== Dataset rows ==
——
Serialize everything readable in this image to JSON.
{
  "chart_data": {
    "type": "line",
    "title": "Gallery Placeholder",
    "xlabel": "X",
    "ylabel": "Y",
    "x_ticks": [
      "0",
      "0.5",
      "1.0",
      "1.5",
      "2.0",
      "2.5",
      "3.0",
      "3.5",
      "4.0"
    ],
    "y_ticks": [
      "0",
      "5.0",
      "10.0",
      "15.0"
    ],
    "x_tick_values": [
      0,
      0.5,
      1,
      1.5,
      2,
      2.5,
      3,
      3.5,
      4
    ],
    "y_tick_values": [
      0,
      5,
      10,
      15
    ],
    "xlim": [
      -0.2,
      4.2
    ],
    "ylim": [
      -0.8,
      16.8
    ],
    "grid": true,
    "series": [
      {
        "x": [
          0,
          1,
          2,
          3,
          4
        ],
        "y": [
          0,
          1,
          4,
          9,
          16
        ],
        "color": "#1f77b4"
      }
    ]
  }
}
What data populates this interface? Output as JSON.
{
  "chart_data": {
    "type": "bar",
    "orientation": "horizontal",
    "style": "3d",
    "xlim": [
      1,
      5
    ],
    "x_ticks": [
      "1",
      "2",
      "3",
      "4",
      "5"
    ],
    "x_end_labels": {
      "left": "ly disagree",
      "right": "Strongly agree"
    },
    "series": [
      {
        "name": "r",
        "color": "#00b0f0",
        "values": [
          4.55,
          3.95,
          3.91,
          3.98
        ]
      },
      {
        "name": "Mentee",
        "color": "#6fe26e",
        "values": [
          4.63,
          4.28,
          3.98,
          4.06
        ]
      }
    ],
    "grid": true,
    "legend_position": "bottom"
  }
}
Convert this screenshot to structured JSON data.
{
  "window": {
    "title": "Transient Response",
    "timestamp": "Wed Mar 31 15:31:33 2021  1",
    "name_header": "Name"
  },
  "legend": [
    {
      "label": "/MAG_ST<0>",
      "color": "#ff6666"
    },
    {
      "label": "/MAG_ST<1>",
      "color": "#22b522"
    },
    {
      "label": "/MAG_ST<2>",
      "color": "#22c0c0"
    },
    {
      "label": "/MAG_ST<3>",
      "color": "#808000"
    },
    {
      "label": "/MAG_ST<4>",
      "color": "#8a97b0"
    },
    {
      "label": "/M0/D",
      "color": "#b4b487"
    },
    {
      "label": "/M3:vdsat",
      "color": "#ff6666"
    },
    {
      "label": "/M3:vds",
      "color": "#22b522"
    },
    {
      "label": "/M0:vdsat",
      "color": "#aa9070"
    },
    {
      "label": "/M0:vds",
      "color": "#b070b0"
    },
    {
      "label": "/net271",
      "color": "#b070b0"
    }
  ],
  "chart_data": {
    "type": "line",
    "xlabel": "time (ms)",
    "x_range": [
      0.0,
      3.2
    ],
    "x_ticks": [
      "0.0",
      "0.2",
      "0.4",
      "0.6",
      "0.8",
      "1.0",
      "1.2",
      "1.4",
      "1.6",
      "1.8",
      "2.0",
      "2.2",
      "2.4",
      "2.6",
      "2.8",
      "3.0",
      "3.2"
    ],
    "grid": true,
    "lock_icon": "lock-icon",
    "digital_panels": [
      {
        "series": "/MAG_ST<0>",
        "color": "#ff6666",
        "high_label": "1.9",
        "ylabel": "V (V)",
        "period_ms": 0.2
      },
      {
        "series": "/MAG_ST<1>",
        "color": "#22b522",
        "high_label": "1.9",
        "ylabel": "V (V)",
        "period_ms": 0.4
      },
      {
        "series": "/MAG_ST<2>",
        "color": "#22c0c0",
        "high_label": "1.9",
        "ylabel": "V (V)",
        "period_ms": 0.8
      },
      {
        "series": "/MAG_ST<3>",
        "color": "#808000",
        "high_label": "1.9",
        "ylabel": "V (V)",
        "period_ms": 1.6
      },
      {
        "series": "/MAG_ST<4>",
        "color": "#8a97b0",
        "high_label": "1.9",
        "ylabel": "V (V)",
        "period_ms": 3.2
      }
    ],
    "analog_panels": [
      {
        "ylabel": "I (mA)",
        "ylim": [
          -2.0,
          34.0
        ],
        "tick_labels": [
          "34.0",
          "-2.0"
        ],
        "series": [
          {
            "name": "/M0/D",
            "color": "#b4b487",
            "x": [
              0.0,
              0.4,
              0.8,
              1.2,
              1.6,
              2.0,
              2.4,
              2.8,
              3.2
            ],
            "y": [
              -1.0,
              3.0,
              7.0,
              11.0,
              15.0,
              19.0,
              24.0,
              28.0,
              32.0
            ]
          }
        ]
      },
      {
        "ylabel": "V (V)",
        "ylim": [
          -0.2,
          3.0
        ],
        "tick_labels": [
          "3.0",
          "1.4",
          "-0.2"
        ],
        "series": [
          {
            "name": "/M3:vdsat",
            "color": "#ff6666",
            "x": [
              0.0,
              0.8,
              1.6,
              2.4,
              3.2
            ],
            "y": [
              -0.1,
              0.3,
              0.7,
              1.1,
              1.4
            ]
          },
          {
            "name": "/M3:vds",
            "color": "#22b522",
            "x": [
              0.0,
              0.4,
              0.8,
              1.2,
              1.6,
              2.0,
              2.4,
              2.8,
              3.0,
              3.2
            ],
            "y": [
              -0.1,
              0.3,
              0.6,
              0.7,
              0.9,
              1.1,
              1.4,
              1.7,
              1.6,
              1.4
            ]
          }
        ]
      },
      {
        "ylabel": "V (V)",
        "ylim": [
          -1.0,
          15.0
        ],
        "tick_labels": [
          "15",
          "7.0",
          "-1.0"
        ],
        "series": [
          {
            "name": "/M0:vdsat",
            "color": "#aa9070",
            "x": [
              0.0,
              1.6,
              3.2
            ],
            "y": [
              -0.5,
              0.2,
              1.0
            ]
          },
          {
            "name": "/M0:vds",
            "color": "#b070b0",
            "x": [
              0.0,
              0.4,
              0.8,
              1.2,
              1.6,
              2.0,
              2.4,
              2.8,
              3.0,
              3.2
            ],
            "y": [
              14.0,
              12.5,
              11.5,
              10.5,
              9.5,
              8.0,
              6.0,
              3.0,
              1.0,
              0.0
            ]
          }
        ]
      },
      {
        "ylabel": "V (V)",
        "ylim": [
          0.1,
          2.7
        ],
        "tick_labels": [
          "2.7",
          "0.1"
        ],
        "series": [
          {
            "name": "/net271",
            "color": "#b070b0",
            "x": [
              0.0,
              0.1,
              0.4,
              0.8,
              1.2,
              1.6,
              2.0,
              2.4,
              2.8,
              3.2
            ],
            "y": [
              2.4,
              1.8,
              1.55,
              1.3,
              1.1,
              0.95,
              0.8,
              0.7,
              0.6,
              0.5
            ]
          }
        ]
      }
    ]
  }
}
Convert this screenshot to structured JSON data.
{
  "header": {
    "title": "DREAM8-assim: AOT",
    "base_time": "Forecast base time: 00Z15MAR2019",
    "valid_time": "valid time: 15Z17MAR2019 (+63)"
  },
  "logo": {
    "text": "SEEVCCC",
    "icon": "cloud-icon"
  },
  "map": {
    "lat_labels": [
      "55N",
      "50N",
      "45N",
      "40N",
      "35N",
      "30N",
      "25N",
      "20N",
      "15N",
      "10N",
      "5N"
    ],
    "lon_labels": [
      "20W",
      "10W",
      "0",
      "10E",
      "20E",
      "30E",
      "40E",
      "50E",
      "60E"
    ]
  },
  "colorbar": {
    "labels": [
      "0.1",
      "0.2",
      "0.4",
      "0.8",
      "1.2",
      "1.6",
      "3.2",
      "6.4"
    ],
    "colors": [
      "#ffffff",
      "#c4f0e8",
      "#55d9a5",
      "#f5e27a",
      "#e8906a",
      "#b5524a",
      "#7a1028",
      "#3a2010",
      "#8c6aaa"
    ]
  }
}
——
== Task requirements ==
Every record above needs to be repeated word for word.

== The response ==
Serialize everything readable in this image to JSON.
{
  "chart_data": {
    "type": "line",
    "title": "Gallery Placeholder",
    "xlabel": "X",
    "ylabel": "Y",
    "x_ticks": [
      "0",
      "0.5",
      "1.0",
      "1.5",
      "2.0",
      "2.5",
      "3.0",
      "3.5",
      "4.0"
    ],
    "y_ticks": [
      "0",
      "5.0",
      "10.0",
      "15.0"
    ],
    "x_tick_values": [
      0,
      0.5,
      1,
      1.5,
      2,
      2.5,
      3,
      3.5,
      4
    ],
    "y_tick_values": [
      0,
      5,
      10,
      15
    ],
    "xlim": [
      -0.2,
      4.2
    ],
    "ylim": [
      -0.8,
      16.8
    ],
    "grid": true,
    "series": [
      {
        "x": [
          0,
          1,
          2,
          3,
          4
        ],
        "y": [
          0,
          1,
          4,
          9,
          16
        ],
        "color": "#1f77b4"
      }
    ]
  }
}
What data populates this interface? Output as JSON.
{
  "chart_data": {
    "type": "bar",
    "orientation": "horizontal",
    "style": "3d",
    "xlim": [
      1,
      5
    ],
    "x_ticks": [
      "1",
      "2",
      "3",
      "4",
      "5"
    ],
    "x_end_labels": {
      "left": "ly disagree",
      "right": "Strongly agree"
    },
    "series": [
      {
        "name": "r",
        "color": "#00b0f0",
        "values": [
          4.55,
          3.95,
          3.91,
          3.98
        ]
      },
      {
        "name": "Mentee",
        "color": "#6fe26e",
        "values": [
          4.63,
          4.28,
          3.98,
          4.06
        ]
      }
    ],
    "grid": true,
    "legend_position": "bottom"
  }
}
Convert this screenshot to structured JSON data.
{
  "window": {
    "title": "Transient Response",
    "timestamp": "Wed Mar 31 15:31:33 2021  1",
    "name_header": "Name"
  },
  "legend": [
    {
      "label": "/MAG_ST<0>",
      "color": "#ff6666"
    },
    {
      "label": "/MAG_ST<1>",
      "color": "#22b522"
    },
    {
      "label": "/MAG_ST<2>",
      "color": "#22c0c0"
    },
    {
      "label": "/MAG_ST<3>",
      "color": "#808000"
    },
    {
      "label": "/MAG_ST<4>",
      "color": "#8a97b0"
    },
    {
      "label": "/M0/D",
      "color": "#b4b487"
    },
    {
      "label": "/M3:vdsat",
      "color": "#ff6666"
    },
    {
      "label": "/M3:vds",
      "color": "#22b522"
    },
    {
      "label": "/M0:vdsat",
      "color": "#aa9070"
    },
    {
      "label": "/M0:vds",
      "color": "#b070b0"
    },
    {
      "label": "/net271",
      "color": "#b070b0"
    }
  ],
  "chart_data": {
    "type": "line",
    "xlabel": "time (ms)",
    "x_range": [
      0.0,
      3.2
    ],
    "x_ticks": [
      "0.0",
      "0.2",
      "0.4",
      "0.6",
      "0.8",
      "1.0",
      "1.2",
      "1.4",
      "1.6",
      "1.8",
      "2.0",
      "2.2",
      "2.4",
      "2.6",
      "2.8",
      "3.0",
      "3.2"
    ],
    "grid": true,
    "lock_icon": "lock-icon",
    "digital_panels": [
      {
        "series": "/MAG_ST<0>",
        "color": "#ff6666",
        "high_label": "1.9",
        "ylabel": "V (V)",
        "period_ms": 0.2
      },
      {
        "series": "/MAG_ST<1>",
        "color": "#22b522",
        "high_label": "1.9",
        "ylabel": "V (V)",
        "period_ms": 0.4
      },
      {
        "series": "/MAG_ST<2>",
        "color": "#22c0c0",
        "high_label": "1.9",
        "ylabel": "V (V)",
        "period_ms": 0.8
      },
      {
        "series": "/MAG_ST<3>",
        "color": "#808000",
        "high_label": "1.9",
        "ylabel": "V (V)",
        "period_ms": 1.6
      },
      {
        "series": "/MAG_ST<4>",
        "color": "#8a97b0",
        "high_label": "1.9",
        "ylabel": "V (V)",
        "period_ms": 3.2
      }
    ],
    "analog_panels": [
      {
        "ylabel": "I (mA)",
        "ylim": [
          -2.0,
          34.0
        ],
        "tick_labels": [
          "34.0",
          "-2.0"
        ],
        "series": [
          {
            "name": "/M0/D",
            "color": "#b4b487",
            "x": [
              0.0,
              0.4,
              0.8,
              1.2,
              1.6,
              2.0,
              2.4,
              2.8,
              3.2
            ],
            "y": [
              -1.0,
              3.0,
              7.0,
              11.0,
              15.0,
              19.0,
              24.0,
              28.0,
              32.0
            ]
          }
        ]
      },
      {
        "ylabel": "V (V)",
        "ylim": [
          -0.2,
          3.0
        ],
        "tick_labels": [
          "3.0",
          "1.4",
          "-0.2"
        ],
        "series": [
          {
            "name": "/M3:vdsat",
            "color": "#ff6666",
            "x": [
              0.0,
              0.8,
              1.6,
              2.4,
              3.2
            ],
            "y": [
              -0.1,
              0.3,
              0.7,
              1.1,
              1.4
            ]
          },
          {
            "name": "/M3:vds",
            "color": "#22b522",
            "x": [
              0.0,
              0.4,
              0.8,
              1.2,
              1.6,
              2.0,
              2.4,
              2.8,
              3.0,
              3.2
            ],
            "y": [
              -0.1,
              0.3,
              0.6,
              0.7,
              0.9,
              1.1,
              1.4,
              1.7,
              1.6,
              1.4
            ]
          }
        ]
      },
      {
        "ylabel": "V (V)",
        "ylim": [
          -1.0,
          15.0
        ],
        "tick_labels": [
          "15",
          "7.0",
          "-1.0"
        ],
        "series": [
          {
            "name": "/M0:vdsat",
            "color": "#aa9070",
            "x": [
              0.0,
              1.6,
              3.2
            ],
            "y": [
              -0.5,
              0.2,
              1.0
            ]
          },
          {
            "name": "/M0:vds",
            "color": "#b070b0",
            "x": [
              0.0,
              0.4,
              0.8,
              1.2,
              1.6,
              2.0,
              2.4,
              2.8,
              3.0,
              3.2
            ],
            "y": [
              14.0,
              12.5,
              11.5,
              10.5,
              9.5,
              8.0,
              6.0,
              3.0,
              1.0,
              0.0
            ]
          }
        ]
      },
      {
        "ylabel": "V (V)",
        "ylim": [
          0.1,
          2.7
        ],
        "tick_labels": [
          "2.7",
          "0.1"
        ],
        "series": [
          {
            "name": "/net271",
            "color": "#b070b0",
            "x": [
              0.0,
              0.1,
              0.4,
              0.8,
              1.2,
              1.6,
              2.0,
              2.4,
              2.8,
              3.2
            ],
            "y": [
              2.4,
              1.8,
              1.55,
              1.3,
              1.1,
              0.95,
              0.8,
              0.7,
              0.6,
              0.5
            ]
          }
        ]
      }
    ]
  }
}
Convert this screenshot to structured JSON data.
{
  "header": {
    "title": "DREAM8-assim: AOT",
    "base_time": "Forecast base time: 00Z15MAR2019",
    "valid_time": "valid time: 15Z17MAR2019 (+63)"
  },
  "logo": {
    "text": "SEEVCCC",
    "icon": "cloud-icon"
  },
  "map": {
    "lat_labels": [
      "55N",
      "50N",
      "45N",
      "40N",
      "35N",
      "30N",
      "25N",
      "20N",
      "15N",
      "10N",
      "5N"
    ],
    "lon_labels": [
      "20W",
      "10W",
      "0",
      "10E",
      "20E",
      "30E",
      "40E",
      "50E",
      "60E"
    ]
  },
  "colorbar": {
    "labels": [
      "0.1",
      "0.2",
      "0.4",
      "0.8",
      "1.2",
      "1.6",
      "3.2",
      "6.4"
    ],
    "colors": [
      "#ffffff",
      "#c4f0e8",
      "#55d9a5",
      "#f5e27a",
      "#e8906a",
      "#b5524a",
      "#7a1028",
      "#3a2010",
      "#8c6aaa"
    ]
  }
}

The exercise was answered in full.